**DATA IN THIS EXERCISE**

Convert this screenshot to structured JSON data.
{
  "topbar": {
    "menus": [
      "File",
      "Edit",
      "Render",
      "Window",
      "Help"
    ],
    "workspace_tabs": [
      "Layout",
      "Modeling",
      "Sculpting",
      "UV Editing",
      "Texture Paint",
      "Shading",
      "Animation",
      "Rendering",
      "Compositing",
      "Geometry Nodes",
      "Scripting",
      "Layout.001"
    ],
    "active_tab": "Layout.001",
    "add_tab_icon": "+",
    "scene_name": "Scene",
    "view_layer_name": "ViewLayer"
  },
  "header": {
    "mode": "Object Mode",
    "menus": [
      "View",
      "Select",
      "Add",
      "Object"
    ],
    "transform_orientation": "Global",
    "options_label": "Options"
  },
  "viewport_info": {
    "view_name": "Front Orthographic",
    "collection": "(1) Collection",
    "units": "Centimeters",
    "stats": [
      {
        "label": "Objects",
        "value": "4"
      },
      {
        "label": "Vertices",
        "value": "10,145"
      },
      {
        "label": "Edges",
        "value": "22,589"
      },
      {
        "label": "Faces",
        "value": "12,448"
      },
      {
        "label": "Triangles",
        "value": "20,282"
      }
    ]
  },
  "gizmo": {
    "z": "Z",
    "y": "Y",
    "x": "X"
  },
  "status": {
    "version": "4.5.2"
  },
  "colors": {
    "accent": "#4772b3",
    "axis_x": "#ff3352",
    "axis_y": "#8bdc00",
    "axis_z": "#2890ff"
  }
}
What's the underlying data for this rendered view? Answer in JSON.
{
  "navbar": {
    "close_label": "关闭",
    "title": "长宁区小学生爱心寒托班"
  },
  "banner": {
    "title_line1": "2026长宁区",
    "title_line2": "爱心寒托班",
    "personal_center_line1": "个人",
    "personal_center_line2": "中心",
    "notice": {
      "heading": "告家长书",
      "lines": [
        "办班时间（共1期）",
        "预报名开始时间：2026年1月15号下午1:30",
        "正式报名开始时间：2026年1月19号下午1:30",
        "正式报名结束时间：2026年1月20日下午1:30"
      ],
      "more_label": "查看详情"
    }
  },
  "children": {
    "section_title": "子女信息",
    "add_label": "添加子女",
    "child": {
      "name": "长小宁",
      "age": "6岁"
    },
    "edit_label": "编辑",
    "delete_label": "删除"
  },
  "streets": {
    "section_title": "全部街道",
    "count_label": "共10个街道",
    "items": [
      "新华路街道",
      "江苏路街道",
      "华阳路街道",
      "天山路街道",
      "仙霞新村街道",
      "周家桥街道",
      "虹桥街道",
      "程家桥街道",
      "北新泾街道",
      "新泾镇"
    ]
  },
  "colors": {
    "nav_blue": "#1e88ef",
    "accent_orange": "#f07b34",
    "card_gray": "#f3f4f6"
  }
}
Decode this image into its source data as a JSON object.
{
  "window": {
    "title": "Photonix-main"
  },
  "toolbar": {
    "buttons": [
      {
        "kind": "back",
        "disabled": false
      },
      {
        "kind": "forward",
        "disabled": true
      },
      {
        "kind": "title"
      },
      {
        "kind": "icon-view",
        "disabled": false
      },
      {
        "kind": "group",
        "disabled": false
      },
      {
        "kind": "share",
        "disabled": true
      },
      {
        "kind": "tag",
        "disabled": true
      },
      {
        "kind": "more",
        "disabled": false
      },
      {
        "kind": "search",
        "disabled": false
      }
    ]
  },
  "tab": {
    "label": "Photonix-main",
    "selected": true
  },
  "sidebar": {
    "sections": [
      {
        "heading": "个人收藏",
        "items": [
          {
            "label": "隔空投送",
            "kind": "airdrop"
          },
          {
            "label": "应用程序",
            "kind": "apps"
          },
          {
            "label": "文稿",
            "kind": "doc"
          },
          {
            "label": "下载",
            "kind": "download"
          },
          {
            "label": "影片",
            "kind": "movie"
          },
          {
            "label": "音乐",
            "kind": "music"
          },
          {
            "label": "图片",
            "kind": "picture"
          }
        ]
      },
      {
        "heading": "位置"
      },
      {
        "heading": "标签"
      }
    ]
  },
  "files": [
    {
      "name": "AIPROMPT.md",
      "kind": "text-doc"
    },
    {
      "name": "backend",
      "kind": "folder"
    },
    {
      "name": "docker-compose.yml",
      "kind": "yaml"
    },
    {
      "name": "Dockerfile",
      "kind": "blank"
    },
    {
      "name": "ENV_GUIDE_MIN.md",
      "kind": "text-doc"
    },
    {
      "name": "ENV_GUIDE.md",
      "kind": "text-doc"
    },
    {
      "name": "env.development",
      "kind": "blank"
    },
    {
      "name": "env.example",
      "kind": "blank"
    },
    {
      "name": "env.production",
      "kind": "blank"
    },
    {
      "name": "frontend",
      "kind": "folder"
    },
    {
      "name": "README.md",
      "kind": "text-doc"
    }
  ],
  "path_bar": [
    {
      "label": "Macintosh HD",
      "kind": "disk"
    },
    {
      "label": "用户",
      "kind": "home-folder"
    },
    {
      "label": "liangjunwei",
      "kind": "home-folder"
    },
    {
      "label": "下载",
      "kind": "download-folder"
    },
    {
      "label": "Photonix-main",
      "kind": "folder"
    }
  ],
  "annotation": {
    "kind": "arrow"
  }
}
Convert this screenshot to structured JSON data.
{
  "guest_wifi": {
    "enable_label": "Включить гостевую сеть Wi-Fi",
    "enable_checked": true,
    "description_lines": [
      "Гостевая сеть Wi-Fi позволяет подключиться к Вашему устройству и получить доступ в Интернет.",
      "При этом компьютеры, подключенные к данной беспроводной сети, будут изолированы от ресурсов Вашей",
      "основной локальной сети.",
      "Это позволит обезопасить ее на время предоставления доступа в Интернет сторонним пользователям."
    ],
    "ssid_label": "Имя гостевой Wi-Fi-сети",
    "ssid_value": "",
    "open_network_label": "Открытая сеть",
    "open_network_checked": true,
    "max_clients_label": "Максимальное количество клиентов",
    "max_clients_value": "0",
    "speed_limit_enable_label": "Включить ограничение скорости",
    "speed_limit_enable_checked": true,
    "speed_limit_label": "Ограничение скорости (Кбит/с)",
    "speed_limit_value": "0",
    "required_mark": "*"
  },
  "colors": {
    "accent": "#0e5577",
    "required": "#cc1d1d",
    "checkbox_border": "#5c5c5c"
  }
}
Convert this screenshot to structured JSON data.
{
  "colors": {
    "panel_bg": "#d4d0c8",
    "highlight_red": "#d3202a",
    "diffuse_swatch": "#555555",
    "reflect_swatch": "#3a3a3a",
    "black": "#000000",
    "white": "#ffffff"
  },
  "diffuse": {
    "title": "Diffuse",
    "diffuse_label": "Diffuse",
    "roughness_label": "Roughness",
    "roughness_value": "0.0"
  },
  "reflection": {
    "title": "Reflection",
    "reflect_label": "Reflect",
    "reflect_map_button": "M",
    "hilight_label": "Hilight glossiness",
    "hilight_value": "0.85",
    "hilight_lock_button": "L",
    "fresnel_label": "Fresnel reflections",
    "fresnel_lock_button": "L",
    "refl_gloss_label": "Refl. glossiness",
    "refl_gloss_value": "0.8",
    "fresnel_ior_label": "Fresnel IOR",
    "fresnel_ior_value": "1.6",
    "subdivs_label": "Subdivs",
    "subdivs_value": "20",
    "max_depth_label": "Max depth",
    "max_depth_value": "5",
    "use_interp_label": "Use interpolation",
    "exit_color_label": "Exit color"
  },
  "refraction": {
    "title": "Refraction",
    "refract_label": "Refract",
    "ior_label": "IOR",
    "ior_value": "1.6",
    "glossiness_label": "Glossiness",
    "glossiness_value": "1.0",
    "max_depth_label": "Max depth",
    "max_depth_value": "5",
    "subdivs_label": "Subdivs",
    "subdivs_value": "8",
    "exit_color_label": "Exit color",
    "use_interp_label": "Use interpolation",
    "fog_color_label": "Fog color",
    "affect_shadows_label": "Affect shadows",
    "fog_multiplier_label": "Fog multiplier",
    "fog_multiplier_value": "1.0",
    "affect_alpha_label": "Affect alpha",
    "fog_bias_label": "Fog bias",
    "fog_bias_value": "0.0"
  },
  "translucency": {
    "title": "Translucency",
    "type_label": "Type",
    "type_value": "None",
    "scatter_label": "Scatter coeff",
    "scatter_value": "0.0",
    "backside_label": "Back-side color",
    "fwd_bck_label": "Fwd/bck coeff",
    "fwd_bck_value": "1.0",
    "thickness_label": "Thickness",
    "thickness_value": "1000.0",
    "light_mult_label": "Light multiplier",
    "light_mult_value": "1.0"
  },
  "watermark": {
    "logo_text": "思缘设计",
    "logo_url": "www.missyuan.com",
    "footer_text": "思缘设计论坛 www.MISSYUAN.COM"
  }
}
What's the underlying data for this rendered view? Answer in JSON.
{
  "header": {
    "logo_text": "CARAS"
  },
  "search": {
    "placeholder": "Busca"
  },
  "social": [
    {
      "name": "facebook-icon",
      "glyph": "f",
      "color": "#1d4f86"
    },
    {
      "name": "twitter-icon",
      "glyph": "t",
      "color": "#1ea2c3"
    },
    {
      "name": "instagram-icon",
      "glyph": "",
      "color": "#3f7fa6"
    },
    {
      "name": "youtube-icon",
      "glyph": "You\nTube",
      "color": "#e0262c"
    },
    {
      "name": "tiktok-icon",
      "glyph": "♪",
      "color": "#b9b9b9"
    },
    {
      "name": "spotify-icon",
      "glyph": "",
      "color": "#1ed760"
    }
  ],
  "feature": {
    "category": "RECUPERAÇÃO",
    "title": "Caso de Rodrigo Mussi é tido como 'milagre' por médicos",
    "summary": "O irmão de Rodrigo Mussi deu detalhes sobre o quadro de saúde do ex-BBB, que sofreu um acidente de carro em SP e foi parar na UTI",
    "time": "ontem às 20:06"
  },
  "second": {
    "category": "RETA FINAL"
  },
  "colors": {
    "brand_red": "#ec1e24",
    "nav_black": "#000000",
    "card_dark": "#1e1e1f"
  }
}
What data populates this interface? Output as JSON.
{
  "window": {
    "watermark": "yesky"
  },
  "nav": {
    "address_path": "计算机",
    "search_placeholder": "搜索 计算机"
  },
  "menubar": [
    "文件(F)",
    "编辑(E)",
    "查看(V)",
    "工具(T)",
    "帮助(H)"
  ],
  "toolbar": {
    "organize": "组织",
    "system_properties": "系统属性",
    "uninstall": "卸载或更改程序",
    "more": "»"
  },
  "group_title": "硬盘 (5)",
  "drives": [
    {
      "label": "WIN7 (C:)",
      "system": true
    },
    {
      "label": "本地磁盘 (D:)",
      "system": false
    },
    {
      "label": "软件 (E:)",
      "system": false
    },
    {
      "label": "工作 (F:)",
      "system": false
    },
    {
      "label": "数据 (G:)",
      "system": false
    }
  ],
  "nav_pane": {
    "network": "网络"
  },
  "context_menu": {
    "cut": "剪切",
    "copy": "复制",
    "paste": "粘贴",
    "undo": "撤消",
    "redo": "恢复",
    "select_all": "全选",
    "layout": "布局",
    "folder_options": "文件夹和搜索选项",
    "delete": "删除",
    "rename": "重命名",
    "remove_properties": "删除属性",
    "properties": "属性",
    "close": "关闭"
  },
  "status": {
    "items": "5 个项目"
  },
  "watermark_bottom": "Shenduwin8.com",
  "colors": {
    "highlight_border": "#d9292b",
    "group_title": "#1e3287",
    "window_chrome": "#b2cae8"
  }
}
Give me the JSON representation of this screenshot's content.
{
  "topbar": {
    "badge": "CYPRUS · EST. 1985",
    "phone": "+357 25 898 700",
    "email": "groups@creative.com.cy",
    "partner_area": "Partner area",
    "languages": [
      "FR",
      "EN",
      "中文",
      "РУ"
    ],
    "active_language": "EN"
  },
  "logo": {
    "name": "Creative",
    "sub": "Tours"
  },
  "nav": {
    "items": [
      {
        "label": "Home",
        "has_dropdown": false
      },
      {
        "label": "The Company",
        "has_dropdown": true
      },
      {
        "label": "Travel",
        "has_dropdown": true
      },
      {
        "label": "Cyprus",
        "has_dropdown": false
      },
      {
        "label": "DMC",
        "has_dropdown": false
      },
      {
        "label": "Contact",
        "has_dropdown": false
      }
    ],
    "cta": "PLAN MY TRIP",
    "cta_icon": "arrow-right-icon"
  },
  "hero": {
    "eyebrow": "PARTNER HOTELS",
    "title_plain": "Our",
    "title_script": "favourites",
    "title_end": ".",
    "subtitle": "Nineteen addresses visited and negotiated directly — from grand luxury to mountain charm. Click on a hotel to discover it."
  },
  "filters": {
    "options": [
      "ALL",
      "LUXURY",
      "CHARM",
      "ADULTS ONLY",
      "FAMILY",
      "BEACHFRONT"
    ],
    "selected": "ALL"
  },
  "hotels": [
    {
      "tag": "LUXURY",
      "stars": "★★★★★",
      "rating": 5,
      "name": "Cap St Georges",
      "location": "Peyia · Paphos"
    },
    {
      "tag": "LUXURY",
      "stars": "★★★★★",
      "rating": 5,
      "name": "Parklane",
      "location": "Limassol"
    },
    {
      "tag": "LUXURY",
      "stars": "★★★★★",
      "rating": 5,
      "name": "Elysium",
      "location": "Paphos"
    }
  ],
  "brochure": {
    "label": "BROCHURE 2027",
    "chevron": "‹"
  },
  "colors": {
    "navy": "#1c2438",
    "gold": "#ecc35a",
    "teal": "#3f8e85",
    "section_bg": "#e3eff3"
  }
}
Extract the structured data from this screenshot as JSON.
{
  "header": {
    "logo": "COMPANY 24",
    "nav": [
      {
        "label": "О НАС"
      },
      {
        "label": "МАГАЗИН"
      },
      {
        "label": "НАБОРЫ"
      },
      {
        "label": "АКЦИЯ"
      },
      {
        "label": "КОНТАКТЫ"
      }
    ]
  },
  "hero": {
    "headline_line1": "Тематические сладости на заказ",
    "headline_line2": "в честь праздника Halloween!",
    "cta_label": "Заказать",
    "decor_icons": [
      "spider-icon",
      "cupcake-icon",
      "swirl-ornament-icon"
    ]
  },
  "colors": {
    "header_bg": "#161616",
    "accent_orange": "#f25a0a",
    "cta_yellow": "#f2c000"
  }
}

**TO DO**
From the entries above, extract each line containing "Включить".

**OUTPUT OF THE EXERCISE**
    "enable_label": "Включить гостевую сеть Wi-Fi",
    "speed_limit_enable_label": "Включить ограничение скорости",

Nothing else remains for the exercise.